=== The request ===
Single out the lines of the material that contain "this" and copy them.

=== Working data ===

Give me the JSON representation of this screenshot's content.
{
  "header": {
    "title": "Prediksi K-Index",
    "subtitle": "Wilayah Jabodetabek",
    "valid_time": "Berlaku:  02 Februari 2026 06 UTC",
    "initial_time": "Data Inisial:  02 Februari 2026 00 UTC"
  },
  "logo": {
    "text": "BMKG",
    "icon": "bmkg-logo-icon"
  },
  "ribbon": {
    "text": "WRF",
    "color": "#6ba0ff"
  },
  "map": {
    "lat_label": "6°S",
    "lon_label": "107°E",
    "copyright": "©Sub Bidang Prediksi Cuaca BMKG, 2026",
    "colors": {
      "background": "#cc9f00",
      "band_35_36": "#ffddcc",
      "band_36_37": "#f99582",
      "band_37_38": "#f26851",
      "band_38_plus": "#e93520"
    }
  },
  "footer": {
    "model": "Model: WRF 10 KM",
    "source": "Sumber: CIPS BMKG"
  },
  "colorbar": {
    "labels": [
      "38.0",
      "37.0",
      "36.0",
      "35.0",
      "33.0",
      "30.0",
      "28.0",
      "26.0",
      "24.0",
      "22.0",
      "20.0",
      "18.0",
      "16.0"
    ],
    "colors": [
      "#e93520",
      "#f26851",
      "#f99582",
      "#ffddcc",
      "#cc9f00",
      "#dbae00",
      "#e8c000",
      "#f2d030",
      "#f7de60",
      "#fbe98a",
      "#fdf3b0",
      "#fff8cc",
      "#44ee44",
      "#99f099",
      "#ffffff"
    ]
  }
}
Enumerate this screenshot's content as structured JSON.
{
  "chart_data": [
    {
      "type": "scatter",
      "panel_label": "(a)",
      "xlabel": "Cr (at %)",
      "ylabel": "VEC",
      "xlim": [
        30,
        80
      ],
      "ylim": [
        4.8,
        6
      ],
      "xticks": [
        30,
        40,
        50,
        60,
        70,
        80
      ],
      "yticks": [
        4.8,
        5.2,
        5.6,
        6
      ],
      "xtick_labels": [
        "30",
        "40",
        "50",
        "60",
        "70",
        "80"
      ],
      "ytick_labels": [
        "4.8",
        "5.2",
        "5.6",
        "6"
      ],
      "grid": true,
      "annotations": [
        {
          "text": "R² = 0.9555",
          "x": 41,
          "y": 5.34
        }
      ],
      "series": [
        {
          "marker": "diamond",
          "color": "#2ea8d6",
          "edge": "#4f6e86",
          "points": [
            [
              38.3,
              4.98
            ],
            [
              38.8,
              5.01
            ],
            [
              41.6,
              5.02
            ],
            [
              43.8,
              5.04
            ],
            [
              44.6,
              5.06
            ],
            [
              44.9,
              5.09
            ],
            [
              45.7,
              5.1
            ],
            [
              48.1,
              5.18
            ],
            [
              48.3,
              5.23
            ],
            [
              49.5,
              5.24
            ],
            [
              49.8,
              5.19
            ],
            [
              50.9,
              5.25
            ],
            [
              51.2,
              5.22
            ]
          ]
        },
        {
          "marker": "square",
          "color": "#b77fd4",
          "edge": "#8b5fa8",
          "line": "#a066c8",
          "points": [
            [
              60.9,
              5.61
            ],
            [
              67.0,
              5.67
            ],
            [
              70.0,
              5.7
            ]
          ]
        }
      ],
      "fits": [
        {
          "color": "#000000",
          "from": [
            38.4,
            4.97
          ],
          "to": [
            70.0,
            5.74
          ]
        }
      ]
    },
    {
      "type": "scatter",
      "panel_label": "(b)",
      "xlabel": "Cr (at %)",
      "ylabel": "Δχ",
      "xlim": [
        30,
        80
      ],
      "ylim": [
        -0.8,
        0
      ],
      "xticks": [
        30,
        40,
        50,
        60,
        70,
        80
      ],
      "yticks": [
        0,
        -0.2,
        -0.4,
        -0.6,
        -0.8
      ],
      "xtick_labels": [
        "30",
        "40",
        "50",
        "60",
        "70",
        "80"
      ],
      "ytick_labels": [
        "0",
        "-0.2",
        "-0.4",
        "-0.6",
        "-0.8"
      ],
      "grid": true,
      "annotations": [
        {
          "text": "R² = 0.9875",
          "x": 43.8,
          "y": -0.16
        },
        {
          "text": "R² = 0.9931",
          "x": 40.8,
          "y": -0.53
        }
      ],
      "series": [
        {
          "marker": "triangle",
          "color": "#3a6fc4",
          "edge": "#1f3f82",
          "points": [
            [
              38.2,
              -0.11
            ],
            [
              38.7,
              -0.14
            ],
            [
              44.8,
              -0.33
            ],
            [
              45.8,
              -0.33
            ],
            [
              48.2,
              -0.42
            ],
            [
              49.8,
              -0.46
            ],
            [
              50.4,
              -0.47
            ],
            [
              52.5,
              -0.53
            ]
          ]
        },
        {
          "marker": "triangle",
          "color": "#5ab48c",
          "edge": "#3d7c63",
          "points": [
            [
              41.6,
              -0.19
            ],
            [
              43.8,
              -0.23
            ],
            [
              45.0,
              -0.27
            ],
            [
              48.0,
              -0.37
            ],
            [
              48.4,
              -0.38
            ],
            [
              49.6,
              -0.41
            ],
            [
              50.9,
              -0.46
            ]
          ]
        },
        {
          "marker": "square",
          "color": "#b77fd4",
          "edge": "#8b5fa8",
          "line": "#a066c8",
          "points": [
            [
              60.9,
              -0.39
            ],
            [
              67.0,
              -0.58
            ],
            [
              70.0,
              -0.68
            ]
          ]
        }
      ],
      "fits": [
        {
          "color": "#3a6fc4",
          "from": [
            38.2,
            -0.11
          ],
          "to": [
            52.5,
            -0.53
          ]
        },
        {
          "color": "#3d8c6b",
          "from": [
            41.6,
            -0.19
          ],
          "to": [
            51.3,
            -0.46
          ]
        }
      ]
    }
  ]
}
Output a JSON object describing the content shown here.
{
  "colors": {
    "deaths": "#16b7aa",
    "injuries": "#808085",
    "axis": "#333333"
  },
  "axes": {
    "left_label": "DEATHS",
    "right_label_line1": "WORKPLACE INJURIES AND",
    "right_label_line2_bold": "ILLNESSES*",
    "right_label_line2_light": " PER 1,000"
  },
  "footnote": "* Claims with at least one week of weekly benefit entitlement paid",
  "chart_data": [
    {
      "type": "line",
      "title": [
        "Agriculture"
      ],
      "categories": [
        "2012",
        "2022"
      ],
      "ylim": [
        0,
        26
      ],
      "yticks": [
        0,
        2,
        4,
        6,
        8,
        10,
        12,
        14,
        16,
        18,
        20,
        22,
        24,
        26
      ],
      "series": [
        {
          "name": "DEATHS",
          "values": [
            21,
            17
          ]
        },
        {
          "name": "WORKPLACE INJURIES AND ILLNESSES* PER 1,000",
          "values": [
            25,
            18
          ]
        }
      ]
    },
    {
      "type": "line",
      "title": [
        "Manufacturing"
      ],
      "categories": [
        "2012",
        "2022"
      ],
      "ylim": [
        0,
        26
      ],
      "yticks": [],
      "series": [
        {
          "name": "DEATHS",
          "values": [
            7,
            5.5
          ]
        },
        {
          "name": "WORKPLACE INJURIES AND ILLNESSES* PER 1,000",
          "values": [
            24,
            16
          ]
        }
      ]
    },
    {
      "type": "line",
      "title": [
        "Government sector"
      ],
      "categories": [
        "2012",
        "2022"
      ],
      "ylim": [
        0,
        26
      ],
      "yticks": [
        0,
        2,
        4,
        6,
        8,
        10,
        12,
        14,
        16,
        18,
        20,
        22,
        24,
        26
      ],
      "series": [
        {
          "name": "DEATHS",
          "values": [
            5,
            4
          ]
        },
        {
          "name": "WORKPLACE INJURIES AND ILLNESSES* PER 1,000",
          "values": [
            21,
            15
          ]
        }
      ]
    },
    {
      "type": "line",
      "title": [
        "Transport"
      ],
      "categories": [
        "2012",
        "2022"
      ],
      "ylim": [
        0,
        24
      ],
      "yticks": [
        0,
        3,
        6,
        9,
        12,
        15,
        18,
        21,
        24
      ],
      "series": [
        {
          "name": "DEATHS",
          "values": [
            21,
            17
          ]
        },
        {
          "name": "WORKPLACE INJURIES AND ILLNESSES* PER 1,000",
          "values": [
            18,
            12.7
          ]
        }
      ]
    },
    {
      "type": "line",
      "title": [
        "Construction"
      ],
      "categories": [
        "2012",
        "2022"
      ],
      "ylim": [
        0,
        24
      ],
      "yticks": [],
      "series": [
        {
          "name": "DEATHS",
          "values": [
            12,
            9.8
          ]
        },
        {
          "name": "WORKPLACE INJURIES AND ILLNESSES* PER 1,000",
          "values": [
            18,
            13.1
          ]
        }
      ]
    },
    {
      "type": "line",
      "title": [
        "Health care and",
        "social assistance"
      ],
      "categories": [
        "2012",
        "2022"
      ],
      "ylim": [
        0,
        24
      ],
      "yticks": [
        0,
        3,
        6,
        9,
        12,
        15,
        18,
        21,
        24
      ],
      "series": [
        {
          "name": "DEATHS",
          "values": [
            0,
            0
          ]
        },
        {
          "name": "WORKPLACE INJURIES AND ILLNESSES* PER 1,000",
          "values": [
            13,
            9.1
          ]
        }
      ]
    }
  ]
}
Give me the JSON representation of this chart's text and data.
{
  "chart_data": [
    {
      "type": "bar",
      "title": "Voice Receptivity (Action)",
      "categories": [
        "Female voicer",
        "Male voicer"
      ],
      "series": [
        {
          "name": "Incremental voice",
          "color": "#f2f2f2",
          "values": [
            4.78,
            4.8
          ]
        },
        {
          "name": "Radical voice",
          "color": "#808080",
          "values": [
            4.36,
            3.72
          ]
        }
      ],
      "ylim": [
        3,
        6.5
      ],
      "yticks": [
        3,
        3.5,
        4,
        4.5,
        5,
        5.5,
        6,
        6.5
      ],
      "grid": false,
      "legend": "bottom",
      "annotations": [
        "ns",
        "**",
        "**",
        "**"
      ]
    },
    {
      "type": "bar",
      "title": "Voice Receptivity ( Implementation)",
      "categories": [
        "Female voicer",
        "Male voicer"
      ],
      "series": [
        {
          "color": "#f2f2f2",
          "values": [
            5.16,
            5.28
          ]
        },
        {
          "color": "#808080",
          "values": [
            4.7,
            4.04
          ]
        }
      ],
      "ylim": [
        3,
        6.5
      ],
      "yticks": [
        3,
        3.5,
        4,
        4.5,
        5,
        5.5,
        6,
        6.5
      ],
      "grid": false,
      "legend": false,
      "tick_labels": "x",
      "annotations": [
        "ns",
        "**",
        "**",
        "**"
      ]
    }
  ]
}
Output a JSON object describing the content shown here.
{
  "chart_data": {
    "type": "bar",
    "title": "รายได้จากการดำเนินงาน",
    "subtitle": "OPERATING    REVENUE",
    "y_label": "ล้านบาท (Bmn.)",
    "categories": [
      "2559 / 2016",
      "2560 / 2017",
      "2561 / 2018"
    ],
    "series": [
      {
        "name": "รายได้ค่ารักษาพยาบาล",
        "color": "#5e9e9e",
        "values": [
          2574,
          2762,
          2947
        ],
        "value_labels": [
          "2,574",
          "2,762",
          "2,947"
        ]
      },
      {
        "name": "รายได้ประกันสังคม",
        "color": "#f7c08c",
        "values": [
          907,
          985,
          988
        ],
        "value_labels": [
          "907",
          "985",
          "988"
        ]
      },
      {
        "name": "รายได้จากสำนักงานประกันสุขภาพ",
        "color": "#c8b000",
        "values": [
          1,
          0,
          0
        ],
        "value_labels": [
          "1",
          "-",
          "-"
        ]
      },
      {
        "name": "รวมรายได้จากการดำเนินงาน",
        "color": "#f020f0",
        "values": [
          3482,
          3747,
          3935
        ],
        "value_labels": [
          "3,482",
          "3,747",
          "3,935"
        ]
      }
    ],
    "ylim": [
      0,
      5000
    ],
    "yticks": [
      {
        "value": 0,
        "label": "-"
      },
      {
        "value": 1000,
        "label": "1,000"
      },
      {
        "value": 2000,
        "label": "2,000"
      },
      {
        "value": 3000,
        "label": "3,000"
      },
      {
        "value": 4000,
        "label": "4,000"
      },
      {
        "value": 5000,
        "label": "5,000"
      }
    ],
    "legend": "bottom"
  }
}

=== Reply ===
Give me the JSON representation of this screenshot's content.
Enumerate this screenshot's content as structured JSON.
Give me the JSON representation of this chart's text and data.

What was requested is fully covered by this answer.